## Stored records
----
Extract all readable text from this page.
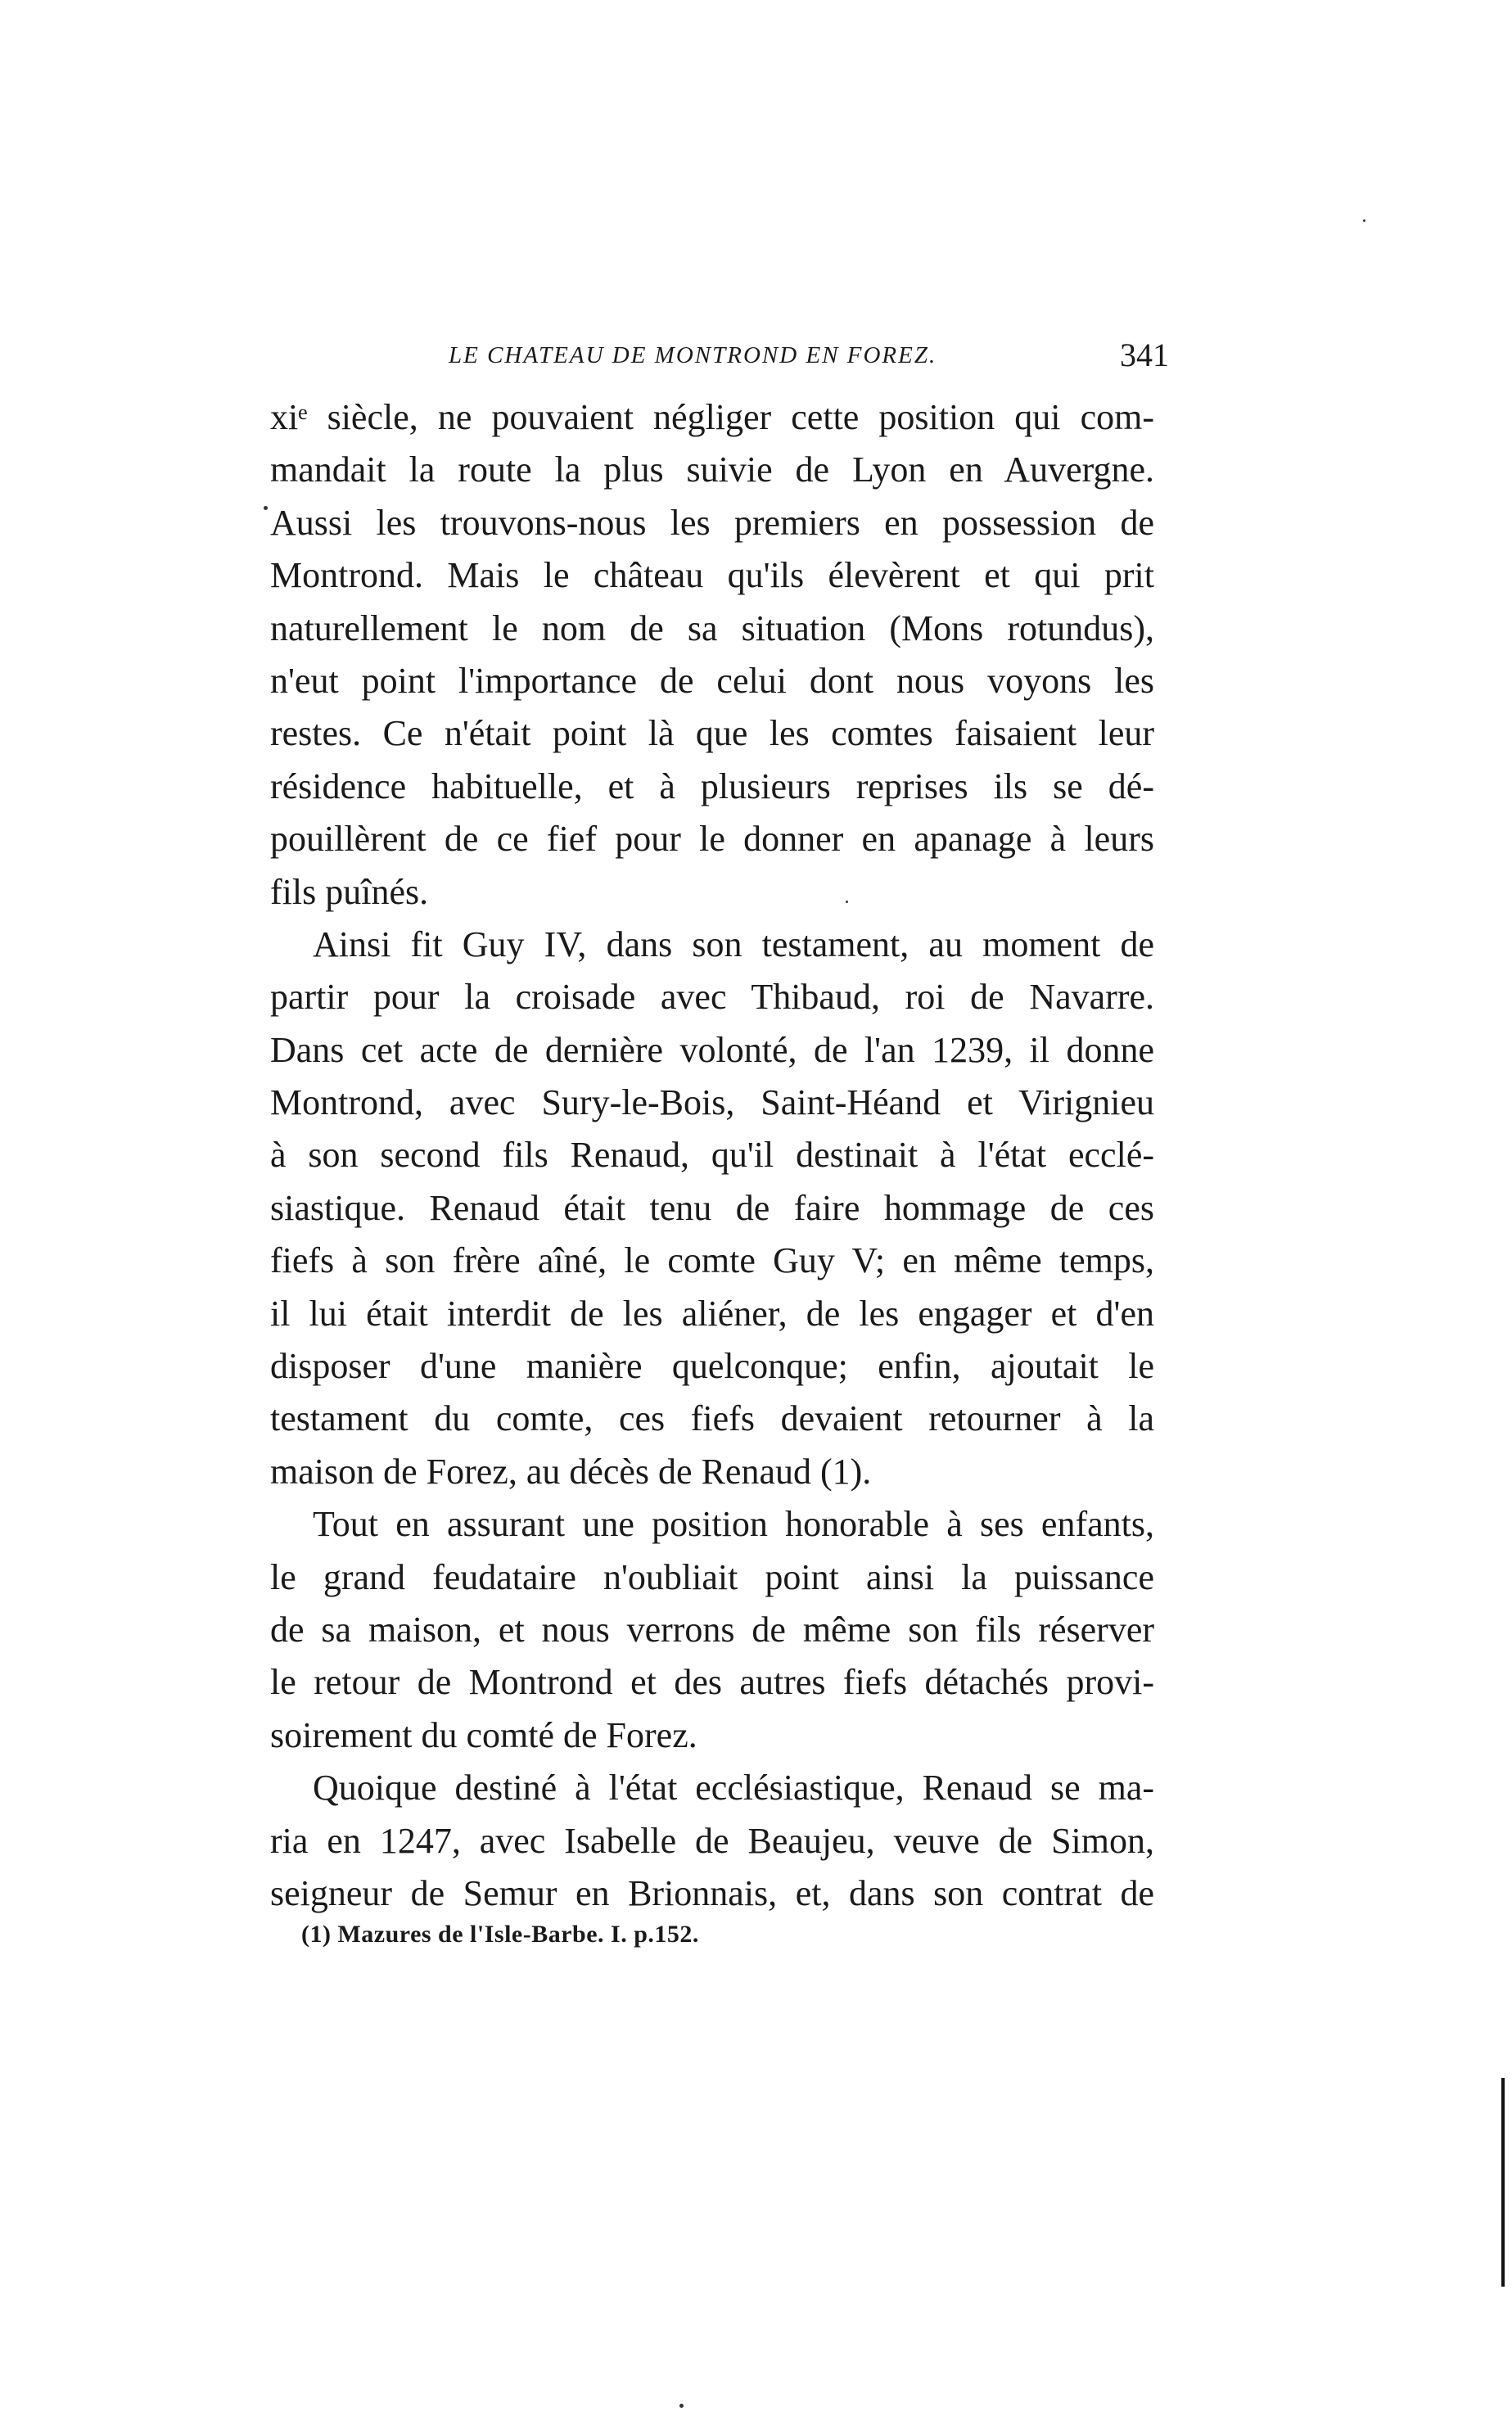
LE CHATEAU DE MONTROND EN FOREZ.	341
xiᵉ siècle, ne pouvaient négliger cette position qui com-
mandait la route la plus suivie de Lyon en Auvergne.
Aussi les trouvons-nous les premiers en possession de
Montrond. Mais le château qu'ils élevèrent et qui prit
naturellement le nom de sa situation (Mons rotundus),
n'eut point l'importance de celui dont nous voyons les
restes. Ce n'était point là que les comtes faisaient leur
résidence habituelle, et à plusieurs reprises ils se dé-
pouillèrent de ce fief pour le donner en apanage à leurs
fils puînés.
Ainsi fit Guy IV, dans son testament, au moment de
partir pour la croisade avec Thibaud, roi de Navarre.
Dans cet acte de dernière volonté, de l'an 1239, il donne
Montrond, avec Sury-le-Bois, Saint-Héand et Virignieu
à son second fils Renaud, qu'il destinait à l'état ecclé-
siastique. Renaud était tenu de faire hommage de ces
fiefs à son frère aîné, le comte Guy V; en même temps,
il lui était interdit de les aliéner, de les engager et d'en
disposer d'une manière quelconque; enfin, ajoutait le
testament du comte, ces fiefs devaient retourner à la
maison de Forez, au décès de Renaud (1).
Tout en assurant une position honorable à ses enfants,
le grand feudataire n'oubliait point ainsi la puissance
de sa maison, et nous verrons de même son fils réserver
le retour de Montrond et des autres fiefs détachés provi-
soirement du comté de Forez.
Quoique destiné à l'état ecclésiastique, Renaud se ma-
ria en 1247, avec Isabelle de Beaujeu, veuve de Simon,
seigneur de Semur en Brionnais, et, dans son contrat de
(1) Mazures de l'Isle-Barbe. I. p.152.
----
## WHAT YOU SHOULD DO
Copy each line exactly, and leave the pictures out of your copy.

## RESULT OF THE TASK
Extract all readable text from this page.
LE CHATEAU DE MONTROND EN FOREZ.	341
xiᵉ siècle, ne pouvaient négliger cette position qui com-
mandait la route la plus suivie de Lyon en Auvergne.
Aussi les trouvons-nous les premiers en possession de
Montrond. Mais le château qu'ils élevèrent et qui prit
naturellement le nom de sa situation (Mons rotundus),
n'eut point l'importance de celui dont nous voyons les
restes. Ce n'était point là que les comtes faisaient leur
résidence habituelle, et à plusieurs reprises ils se dé-
pouillèrent de ce fief pour le donner en apanage à leurs
fils puînés.
Ainsi fit Guy IV, dans son testament, au moment de
partir pour la croisade avec Thibaud, roi de Navarre.
Dans cet acte de dernière volonté, de l'an 1239, il donne
Montrond, avec Sury-le-Bois, Saint-Héand et Virignieu
à son second fils Renaud, qu'il destinait à l'état ecclé-
siastique. Renaud était tenu de faire hommage de ces
fiefs à son frère aîné, le comte Guy V; en même temps,
il lui était interdit de les aliéner, de les engager et d'en
disposer d'une manière quelconque; enfin, ajoutait le
testament du comte, ces fiefs devaient retourner à la
maison de Forez, au décès de Renaud (1).
Tout en assurant une position honorable à ses enfants,
le grand feudataire n'oubliait point ainsi la puissance
de sa maison, et nous verrons de même son fils réserver
le retour de Montrond et des autres fiefs détachés provi-
soirement du comté de Forez.
Quoique destiné à l'état ecclésiastique, Renaud se ma-
ria en 1247, avec Isabelle de Beaujeu, veuve de Simon,
seigneur de Semur en Brionnais, et, dans son contrat de
(1) Mazures de l'Isle-Barbe. I. p.152.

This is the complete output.